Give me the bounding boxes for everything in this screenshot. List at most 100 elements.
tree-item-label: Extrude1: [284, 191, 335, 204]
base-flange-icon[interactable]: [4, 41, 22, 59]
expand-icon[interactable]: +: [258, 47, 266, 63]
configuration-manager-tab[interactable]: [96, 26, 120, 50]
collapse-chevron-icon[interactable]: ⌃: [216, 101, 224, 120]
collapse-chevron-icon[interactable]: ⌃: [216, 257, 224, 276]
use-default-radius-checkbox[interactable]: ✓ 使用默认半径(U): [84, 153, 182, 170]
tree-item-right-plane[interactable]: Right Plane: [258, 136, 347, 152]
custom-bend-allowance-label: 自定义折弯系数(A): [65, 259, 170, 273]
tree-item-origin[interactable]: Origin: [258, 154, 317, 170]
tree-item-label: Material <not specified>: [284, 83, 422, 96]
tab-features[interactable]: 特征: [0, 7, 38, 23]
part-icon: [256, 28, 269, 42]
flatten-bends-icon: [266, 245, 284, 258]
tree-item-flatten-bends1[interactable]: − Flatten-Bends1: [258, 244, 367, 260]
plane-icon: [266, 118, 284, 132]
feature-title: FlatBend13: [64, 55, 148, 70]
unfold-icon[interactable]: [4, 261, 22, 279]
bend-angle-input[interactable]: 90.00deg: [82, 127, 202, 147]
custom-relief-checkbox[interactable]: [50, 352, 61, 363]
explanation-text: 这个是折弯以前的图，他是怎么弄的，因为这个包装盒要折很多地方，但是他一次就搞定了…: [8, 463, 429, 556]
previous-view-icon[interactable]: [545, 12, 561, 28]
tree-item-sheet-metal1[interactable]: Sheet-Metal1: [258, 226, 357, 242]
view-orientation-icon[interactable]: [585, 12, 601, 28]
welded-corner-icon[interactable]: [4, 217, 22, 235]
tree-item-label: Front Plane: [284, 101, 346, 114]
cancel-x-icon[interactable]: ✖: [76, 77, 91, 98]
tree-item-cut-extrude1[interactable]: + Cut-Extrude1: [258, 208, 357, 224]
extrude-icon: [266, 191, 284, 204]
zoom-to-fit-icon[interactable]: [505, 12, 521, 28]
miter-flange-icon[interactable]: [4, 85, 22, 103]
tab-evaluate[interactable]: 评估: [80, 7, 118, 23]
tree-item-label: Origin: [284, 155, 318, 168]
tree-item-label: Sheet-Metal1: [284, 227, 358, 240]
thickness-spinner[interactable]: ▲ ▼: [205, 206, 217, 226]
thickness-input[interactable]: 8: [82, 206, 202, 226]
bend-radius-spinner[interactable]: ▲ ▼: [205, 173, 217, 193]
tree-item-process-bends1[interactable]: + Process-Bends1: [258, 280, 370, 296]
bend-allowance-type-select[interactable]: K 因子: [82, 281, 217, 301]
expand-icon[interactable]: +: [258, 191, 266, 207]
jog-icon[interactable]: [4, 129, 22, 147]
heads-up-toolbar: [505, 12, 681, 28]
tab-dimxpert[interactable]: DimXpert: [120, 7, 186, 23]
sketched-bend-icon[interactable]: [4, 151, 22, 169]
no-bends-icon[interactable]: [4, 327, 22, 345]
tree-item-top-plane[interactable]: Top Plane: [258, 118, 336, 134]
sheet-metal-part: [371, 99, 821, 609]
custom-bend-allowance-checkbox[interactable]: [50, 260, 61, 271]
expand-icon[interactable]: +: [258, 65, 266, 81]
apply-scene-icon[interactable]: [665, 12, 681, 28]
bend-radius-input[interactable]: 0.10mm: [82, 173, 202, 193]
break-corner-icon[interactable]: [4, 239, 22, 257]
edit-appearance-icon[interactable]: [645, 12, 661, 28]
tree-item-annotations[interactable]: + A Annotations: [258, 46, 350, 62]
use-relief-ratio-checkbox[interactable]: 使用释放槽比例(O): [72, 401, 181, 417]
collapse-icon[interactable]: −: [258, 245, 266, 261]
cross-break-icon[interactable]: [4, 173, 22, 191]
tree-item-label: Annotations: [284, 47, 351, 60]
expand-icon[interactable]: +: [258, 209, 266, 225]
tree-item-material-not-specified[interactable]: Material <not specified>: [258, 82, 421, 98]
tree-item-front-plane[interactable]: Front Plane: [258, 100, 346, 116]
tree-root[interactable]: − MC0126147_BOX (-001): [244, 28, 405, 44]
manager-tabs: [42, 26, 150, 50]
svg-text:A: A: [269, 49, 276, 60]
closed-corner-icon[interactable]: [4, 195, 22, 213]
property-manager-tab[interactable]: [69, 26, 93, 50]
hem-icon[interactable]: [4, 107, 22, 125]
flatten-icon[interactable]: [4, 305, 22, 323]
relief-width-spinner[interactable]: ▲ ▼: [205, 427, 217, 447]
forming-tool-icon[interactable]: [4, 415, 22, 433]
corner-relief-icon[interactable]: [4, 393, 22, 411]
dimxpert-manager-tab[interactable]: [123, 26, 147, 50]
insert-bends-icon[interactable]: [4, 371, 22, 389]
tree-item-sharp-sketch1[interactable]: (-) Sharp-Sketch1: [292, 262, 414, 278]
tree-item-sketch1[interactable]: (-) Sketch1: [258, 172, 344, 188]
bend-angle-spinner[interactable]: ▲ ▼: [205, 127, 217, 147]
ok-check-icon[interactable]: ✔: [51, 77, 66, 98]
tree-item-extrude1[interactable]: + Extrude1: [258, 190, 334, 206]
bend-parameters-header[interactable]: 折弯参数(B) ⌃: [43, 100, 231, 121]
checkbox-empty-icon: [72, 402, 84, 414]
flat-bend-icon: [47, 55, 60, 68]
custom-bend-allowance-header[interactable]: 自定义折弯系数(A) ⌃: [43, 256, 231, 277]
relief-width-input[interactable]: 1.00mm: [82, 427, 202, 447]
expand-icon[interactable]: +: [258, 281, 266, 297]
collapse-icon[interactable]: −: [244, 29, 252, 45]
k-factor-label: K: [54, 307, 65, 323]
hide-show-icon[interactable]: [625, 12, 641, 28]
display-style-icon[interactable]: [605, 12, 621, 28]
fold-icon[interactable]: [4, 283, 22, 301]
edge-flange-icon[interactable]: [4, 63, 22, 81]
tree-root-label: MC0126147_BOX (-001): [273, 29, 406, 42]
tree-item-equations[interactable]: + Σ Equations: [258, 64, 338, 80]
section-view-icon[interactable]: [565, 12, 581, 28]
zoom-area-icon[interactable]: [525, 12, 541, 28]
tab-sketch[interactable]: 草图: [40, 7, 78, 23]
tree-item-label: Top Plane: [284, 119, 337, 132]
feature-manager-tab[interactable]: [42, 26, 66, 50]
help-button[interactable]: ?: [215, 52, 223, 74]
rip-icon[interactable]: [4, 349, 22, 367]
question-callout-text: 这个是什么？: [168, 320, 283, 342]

· · ·

▶ [Stated task]: Copy the entire listing above line for line, with no changes.

▶ [Written solution]:
Give me the bounding boxes for everything in this screenshot. List at most 100 elements.
tree-item-label: Extrude1: [284, 191, 335, 204]
base-flange-icon[interactable]: [4, 41, 22, 59]
expand-icon[interactable]: +: [258, 47, 266, 63]
configuration-manager-tab[interactable]: [96, 26, 120, 50]
collapse-chevron-icon[interactable]: ⌃: [216, 101, 224, 120]
collapse-chevron-icon[interactable]: ⌃: [216, 257, 224, 276]
use-default-radius-checkbox[interactable]: ✓ 使用默认半径(U): [84, 153, 182, 170]
tree-item-right-plane[interactable]: Right Plane: [258, 136, 347, 152]
custom-bend-allowance-label: 自定义折弯系数(A): [65, 259, 170, 273]
tree-item-origin[interactable]: Origin: [258, 154, 317, 170]
tree-item-label: Material <not specified>: [284, 83, 422, 96]
tab-features[interactable]: 特征: [0, 7, 38, 23]
part-icon: [256, 28, 269, 42]
flatten-bends-icon: [266, 245, 284, 258]
tree-item-flatten-bends1[interactable]: − Flatten-Bends1: [258, 244, 367, 260]
plane-icon: [266, 118, 284, 132]
feature-title: FlatBend13: [64, 55, 148, 70]
unfold-icon[interactable]: [4, 261, 22, 279]
bend-angle-input[interactable]: 90.00deg: [82, 127, 202, 147]
custom-relief-checkbox[interactable]: [50, 352, 61, 363]
explanation-text: 这个是折弯以前的图，他是怎么弄的，因为这个包装盒要折很多地方，但是他一次就搞定了…: [8, 463, 429, 556]
previous-view-icon[interactable]: [545, 12, 561, 28]
tree-item-sheet-metal1[interactable]: Sheet-Metal1: [258, 226, 357, 242]
view-orientation-icon[interactable]: [585, 12, 601, 28]
welded-corner-icon[interactable]: [4, 217, 22, 235]
tree-item-label: Front Plane: [284, 101, 346, 114]
cancel-x-icon[interactable]: ✖: [76, 77, 91, 98]
tree-item-cut-extrude1[interactable]: + Cut-Extrude1: [258, 208, 357, 224]
extrude-icon: [266, 191, 284, 204]
zoom-to-fit-icon[interactable]: [505, 12, 521, 28]
miter-flange-icon[interactable]: [4, 85, 22, 103]
tab-evaluate[interactable]: 评估: [80, 7, 118, 23]
tree-item-label: Origin: [284, 155, 318, 168]
tree-item-label: Sheet-Metal1: [284, 227, 358, 240]
thickness-spinner[interactable]: ▲ ▼: [205, 206, 217, 226]
thickness-input[interactable]: 8: [82, 206, 202, 226]
bend-radius-spinner[interactable]: ▲ ▼: [205, 173, 217, 193]
tree-item-process-bends1[interactable]: + Process-Bends1: [258, 280, 370, 296]
bend-allowance-type-select[interactable]: K 因子: [82, 281, 217, 301]
expand-icon[interactable]: +: [258, 191, 266, 207]
jog-icon[interactable]: [4, 129, 22, 147]
heads-up-toolbar: [505, 12, 681, 28]
tab-dimxpert[interactable]: DimXpert: [120, 7, 186, 23]
sketched-bend-icon[interactable]: [4, 151, 22, 169]
no-bends-icon[interactable]: [4, 327, 22, 345]
tree-item-top-plane[interactable]: Top Plane: [258, 118, 336, 134]
sheet-metal-part: [371, 99, 821, 609]
custom-bend-allowance-checkbox[interactable]: [50, 260, 61, 271]
expand-icon[interactable]: +: [258, 65, 266, 81]
apply-scene-icon[interactable]: [665, 12, 681, 28]
bend-radius-input[interactable]: 0.10mm: [82, 173, 202, 193]
break-corner-icon[interactable]: [4, 239, 22, 257]
edit-appearance-icon[interactable]: [645, 12, 661, 28]
tree-item-annotations[interactable]: + A Annotations: [258, 46, 350, 62]
use-relief-ratio-checkbox[interactable]: 使用释放槽比例(O): [72, 401, 181, 417]
collapse-icon[interactable]: −: [258, 245, 266, 261]
cross-break-icon[interactable]: [4, 173, 22, 191]
tree-item-label: Annotations: [284, 47, 351, 60]
expand-icon[interactable]: +: [258, 209, 266, 225]
tree-item-material-not-specified[interactable]: Material <not specified>: [258, 82, 421, 98]
tree-item-front-plane[interactable]: Front Plane: [258, 100, 346, 116]
tree-root[interactable]: − MC0126147_BOX (-001): [244, 28, 405, 44]
manager-tabs: [42, 26, 150, 50]
svg-text:A: A: [269, 49, 276, 60]
closed-corner-icon[interactable]: [4, 195, 22, 213]
property-manager-tab[interactable]: [69, 26, 93, 50]
hem-icon[interactable]: [4, 107, 22, 125]
flatten-icon[interactable]: [4, 305, 22, 323]
relief-width-spinner[interactable]: ▲ ▼: [205, 427, 217, 447]
forming-tool-icon[interactable]: [4, 415, 22, 433]
corner-relief-icon[interactable]: [4, 393, 22, 411]
dimxpert-manager-tab[interactable]: [123, 26, 147, 50]
insert-bends-icon[interactable]: [4, 371, 22, 389]
tree-item-sharp-sketch1[interactable]: (-) Sharp-Sketch1: [292, 262, 414, 278]
tree-item-sketch1[interactable]: (-) Sketch1: [258, 172, 344, 188]
bend-angle-spinner[interactable]: ▲ ▼: [205, 127, 217, 147]
ok-check-icon[interactable]: ✔: [51, 77, 66, 98]
tree-item-extrude1[interactable]: + Extrude1: [258, 190, 334, 206]
bend-parameters-header[interactable]: 折弯参数(B) ⌃: [43, 100, 231, 121]
checkbox-empty-icon: [72, 402, 84, 414]
flat-bend-icon: [47, 55, 60, 68]
custom-bend-allowance-header[interactable]: 自定义折弯系数(A) ⌃: [43, 256, 231, 277]
relief-width-input[interactable]: 1.00mm: [82, 427, 202, 447]
expand-icon[interactable]: +: [258, 281, 266, 297]
collapse-icon[interactable]: −: [244, 29, 252, 45]
k-factor-label: K: [54, 307, 65, 323]
hide-show-icon[interactable]: [625, 12, 641, 28]
display-style-icon[interactable]: [605, 12, 621, 28]
fold-icon[interactable]: [4, 283, 22, 301]
edge-flange-icon[interactable]: [4, 63, 22, 81]
tree-root-label: MC0126147_BOX (-001): [273, 29, 406, 42]
tree-item-equations[interactable]: + Σ Equations: [258, 64, 338, 80]
section-view-icon[interactable]: [565, 12, 581, 28]
zoom-area-icon[interactable]: [525, 12, 541, 28]
tab-sketch[interactable]: 草图: [40, 7, 78, 23]
tree-item-label: Top Plane: [284, 119, 337, 132]
feature-manager-tab[interactable]: [42, 26, 66, 50]
help-button[interactable]: ?: [215, 52, 223, 74]
rip-icon[interactable]: [4, 349, 22, 367]
question-callout-text: 这个是什么？: [168, 320, 283, 342]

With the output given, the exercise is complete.